Exercise goal -
Write out the listing below in full and exactly, leaving out every picture.

Supplied records -
---

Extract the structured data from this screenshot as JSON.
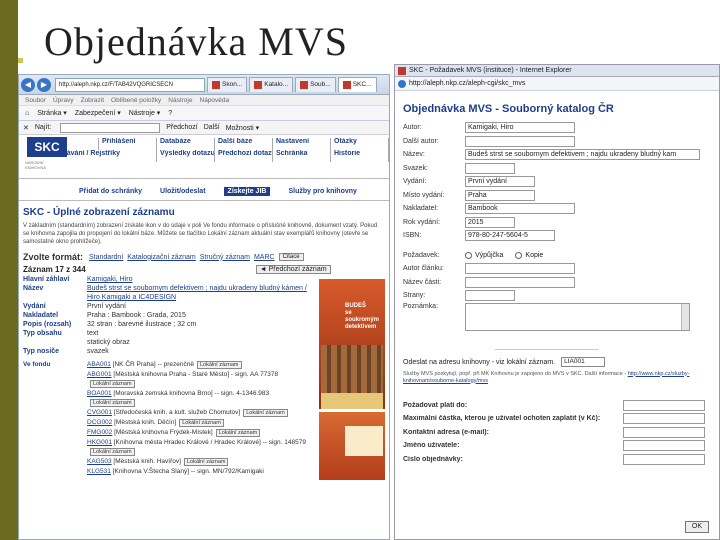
{
  "slide": {
    "title": "Objednávka MVS"
  },
  "left_browser": {
    "url": "http://aleph.nkp.cz/F/TAB42VQGRICSECN",
    "tabs": [
      "Skon...",
      "Katalo...",
      "Soub...",
      "SKC..."
    ],
    "menu": [
      "Soubor",
      "Úpravy",
      "Zobrazit",
      "Oblíbené položky",
      "Nástroje",
      "Nápověda"
    ],
    "cmd": [
      "Stránka ▾",
      "Zabezpečení ▾",
      "Nástroje ▾",
      "?"
    ],
    "find": {
      "label": "Najít:",
      "prev": "Předchozí",
      "next": "Další",
      "options": "Možnosti ▾"
    },
    "skc_nav_row1": [
      "Konec",
      "Přihlášení",
      "Databáze",
      "Další báze",
      "Nastavení",
      "Otázky"
    ],
    "skc_nav_row2": [
      "Vyhledávání / Rejstříky",
      "Výsledky dotazu",
      "Předchozí dotazy",
      "Schránka",
      "Historie"
    ],
    "toolbar": [
      "Přidat do schránky",
      "Uložit/odeslat",
      "Získejte JIB",
      "Služby pro knihovny"
    ],
    "record_title": "SKC - Úplné zobrazení záznamu",
    "record_desc": "V základním (standardním) zobrazení získáte ikon v do údaje v poli Ve fondu informace o příslušné knihovně, dokument vzatý. Pokud se knihovna zapojila do propojení do lokální báze. Můžete se tlačítko Lokální záznam aktuální stav exemplářů knihovny (otevře se samostatné okno prohlížeče).",
    "format_label": "Zvolte formát:",
    "formats": [
      "Standardní",
      "Katalogizační záznam",
      "Stručný záznam",
      "MARC"
    ],
    "format_button": "Citace",
    "record_count": "Záznam 17 z 344",
    "prev_button": "◄ Předchozí záznam",
    "fields": [
      {
        "k": "Hlavní záhlaví",
        "v": "Kamigaki, Hiro"
      },
      {
        "k": "Název",
        "v": "Budeš strst se soubornym defektivem ; najdu ukradeny bludný kámen / Hiro Kamigaki a IC4DESIGN"
      },
      {
        "k": "Vydání",
        "v": "První vydání"
      },
      {
        "k": "Nakladatel",
        "v": "Praha : Bambook : Grada, 2015"
      },
      {
        "k": "Popis (rozsah)",
        "v": "32 stran : barevné ilustrace ; 32 cm"
      },
      {
        "k": "Typ obsahu",
        "v": "text"
      },
      {
        "k": "",
        "v": "statický obraz"
      },
      {
        "k": "Typ nosiče",
        "v": "svazek"
      }
    ],
    "holdings_label": "Ve fondu",
    "holdings": [
      {
        "sig": "ABA001",
        "text": "[NK ČR Praha] -- prezenčně"
      },
      {
        "sig": "ABG001",
        "text": "[Městská knihovna Praha - Staré Město] - sign. AA 77378"
      },
      {
        "sig": "BOA001",
        "text": "[Moravská zemská knihovna Brno] -- sign. 4-1346.983"
      },
      {
        "sig": "CVG001",
        "text": "[Středočeská knih. a kult. služeb Chomutov]"
      },
      {
        "sig": "DCG002",
        "text": "[Městská knih. Děčín]"
      },
      {
        "sig": "FMG002",
        "text": "[Městská knihovna Frýdek-Místek]"
      },
      {
        "sig": "HKG001",
        "text": "[Knihovna města Hradec Králové / Hradec Králové] -- sign. 148579"
      },
      {
        "sig": "KAG503",
        "text": "[Městská knih. Havířov]"
      },
      {
        "sig": "KLG531",
        "text": "[Knihovna V.Štecha Slaný] -- sign. MN/792/Kamigaki"
      }
    ],
    "local_record_label": "Lokální záznam"
  },
  "right_browser": {
    "title": "SKC - Požadavek MVS (instituce) - Internet Explorer",
    "url": "http://aleph.nkp.cz/aleph-cgi/skc_mvs",
    "form_title": "Objednávka MVS - Souborný katalog ČR",
    "fields": [
      {
        "label": "Autor:",
        "value": "Kamigaki, Hiro"
      },
      {
        "label": "Další autor:",
        "value": ""
      },
      {
        "label": "Název:",
        "value": "Budeš strst se soubornym defektivem ; najdu ukradeny bludný kam"
      },
      {
        "label": "Svazek:",
        "value": ""
      },
      {
        "label": "Vydání:",
        "value": "První vydání"
      },
      {
        "label": "Místo vydání:",
        "value": "Praha"
      },
      {
        "label": "Nakladatel:",
        "value": "Bambook"
      },
      {
        "label": "Rok vydání:",
        "value": "2015"
      },
      {
        "label": "ISBN:",
        "value": "978-80-247-5604-5"
      }
    ],
    "request_label": "Požadavek:",
    "request_options": [
      "Výpůjčka",
      "Kopie"
    ],
    "article_fields": [
      "Autor článku:",
      "Název části:",
      "Strany:"
    ],
    "note_label": "Poznámka:",
    "send_label": "Odeslat na adresu knihovny - viz lokální záznam.",
    "send_value": "LIA001",
    "small_note": "Služby MVS poskytují, popř. při MK Knihovnu je zapojeno do MVS v SKC. Další informace -",
    "small_note_link": "http://www.nkp.cz/sluzby-knihovnam/souborne-katalogy/mvs",
    "bottom_fields": [
      "Požadovat platí do:",
      "Maximální částka, kterou je uživatel ochoten zaplatit (v Kč):",
      "Kontaktní adresa (e-mail):",
      "Jméno uživatele:",
      "Číslo objednávky:"
    ],
    "ok_button": "OK"
  }
}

---

The solution -
Extract the structured data from this screenshot as JSON.
{
  "slide": {
    "title": "Objednávka MVS"
  },
  "left_browser": {
    "url": "http://aleph.nkp.cz/F/TAB42VQGRICSECN",
    "tabs": [
      "Skon...",
      "Katalo...",
      "Soub...",
      "SKC..."
    ],
    "menu": [
      "Soubor",
      "Úpravy",
      "Zobrazit",
      "Oblíbené položky",
      "Nástroje",
      "Nápověda"
    ],
    "cmd": [
      "Stránka ▾",
      "Zabezpečení ▾",
      "Nástroje ▾",
      "?"
    ],
    "find": {
      "label": "Najít:",
      "prev": "Předchozí",
      "next": "Další",
      "options": "Možnosti ▾"
    },
    "skc_nav_row1": [
      "Konec",
      "Přihlášení",
      "Databáze",
      "Další báze",
      "Nastavení",
      "Otázky"
    ],
    "skc_nav_row2": [
      "Vyhledávání / Rejstříky",
      "Výsledky dotazu",
      "Předchozí dotazy",
      "Schránka",
      "Historie"
    ],
    "toolbar": [
      "Přidat do schránky",
      "Uložit/odeslat",
      "Získejte JIB",
      "Služby pro knihovny"
    ],
    "record_title": "SKC - Úplné zobrazení záznamu",
    "record_desc": "V základním (standardním) zobrazení získáte ikon v do údaje v poli Ve fondu informace o příslušné knihovně, dokument vzatý. Pokud se knihovna zapojila do propojení do lokální báze. Můžete se tlačítko Lokální záznam aktuální stav exemplářů knihovny (otevře se samostatné okno prohlížeče).",
    "format_label": "Zvolte formát:",
    "formats": [
      "Standardní",
      "Katalogizační záznam",
      "Stručný záznam",
      "MARC"
    ],
    "format_button": "Citace",
    "record_count": "Záznam 17 z 344",
    "prev_button": "◄ Předchozí záznam",
    "fields": [
      {
        "k": "Hlavní záhlaví",
        "v": "Kamigaki, Hiro"
      },
      {
        "k": "Název",
        "v": "Budeš strst se soubornym defektivem ; najdu ukradeny bludný kámen / Hiro Kamigaki a IC4DESIGN"
      },
      {
        "k": "Vydání",
        "v": "První vydání"
      },
      {
        "k": "Nakladatel",
        "v": "Praha : Bambook : Grada, 2015"
      },
      {
        "k": "Popis (rozsah)",
        "v": "32 stran : barevné ilustrace ; 32 cm"
      },
      {
        "k": "Typ obsahu",
        "v": "text"
      },
      {
        "k": "",
        "v": "statický obraz"
      },
      {
        "k": "Typ nosiče",
        "v": "svazek"
      }
    ],
    "holdings_label": "Ve fondu",
    "holdings": [
      {
        "sig": "ABA001",
        "text": "[NK ČR Praha] -- prezenčně"
      },
      {
        "sig": "ABG001",
        "text": "[Městská knihovna Praha - Staré Město] - sign. AA 77378"
      },
      {
        "sig": "BOA001",
        "text": "[Moravská zemská knihovna Brno] -- sign. 4-1346.983"
      },
      {
        "sig": "CVG001",
        "text": "[Středočeská knih. a kult. služeb Chomutov]"
      },
      {
        "sig": "DCG002",
        "text": "[Městská knih. Děčín]"
      },
      {
        "sig": "FMG002",
        "text": "[Městská knihovna Frýdek-Místek]"
      },
      {
        "sig": "HKG001",
        "text": "[Knihovna města Hradec Králové / Hradec Králové] -- sign. 148579"
      },
      {
        "sig": "KAG503",
        "text": "[Městská knih. Havířov]"
      },
      {
        "sig": "KLG531",
        "text": "[Knihovna V.Štecha Slaný] -- sign. MN/792/Kamigaki"
      }
    ],
    "local_record_label": "Lokální záznam"
  },
  "right_browser": {
    "title": "SKC - Požadavek MVS (instituce) - Internet Explorer",
    "url": "http://aleph.nkp.cz/aleph-cgi/skc_mvs",
    "form_title": "Objednávka MVS - Souborný katalog ČR",
    "fields": [
      {
        "label": "Autor:",
        "value": "Kamigaki, Hiro"
      },
      {
        "label": "Další autor:",
        "value": ""
      },
      {
        "label": "Název:",
        "value": "Budeš strst se soubornym defektivem ; najdu ukradeny bludný kam"
      },
      {
        "label": "Svazek:",
        "value": ""
      },
      {
        "label": "Vydání:",
        "value": "První vydání"
      },
      {
        "label": "Místo vydání:",
        "value": "Praha"
      },
      {
        "label": "Nakladatel:",
        "value": "Bambook"
      },
      {
        "label": "Rok vydání:",
        "value": "2015"
      },
      {
        "label": "ISBN:",
        "value": "978-80-247-5604-5"
      }
    ],
    "request_label": "Požadavek:",
    "request_options": [
      "Výpůjčka",
      "Kopie"
    ],
    "article_fields": [
      "Autor článku:",
      "Název části:",
      "Strany:"
    ],
    "note_label": "Poznámka:",
    "send_label": "Odeslat na adresu knihovny - viz lokální záznam.",
    "send_value": "LIA001",
    "small_note": "Služby MVS poskytují, popř. při MK Knihovnu je zapojeno do MVS v SKC. Další informace -",
    "small_note_link": "http://www.nkp.cz/sluzby-knihovnam/souborne-katalogy/mvs",
    "bottom_fields": [
      "Požadovat platí do:",
      "Maximální částka, kterou je uživatel ochoten zaplatit (v Kč):",
      "Kontaktní adresa (e-mail):",
      "Jméno uživatele:",
      "Číslo objednávky:"
    ],
    "ok_button": "OK"
  }
}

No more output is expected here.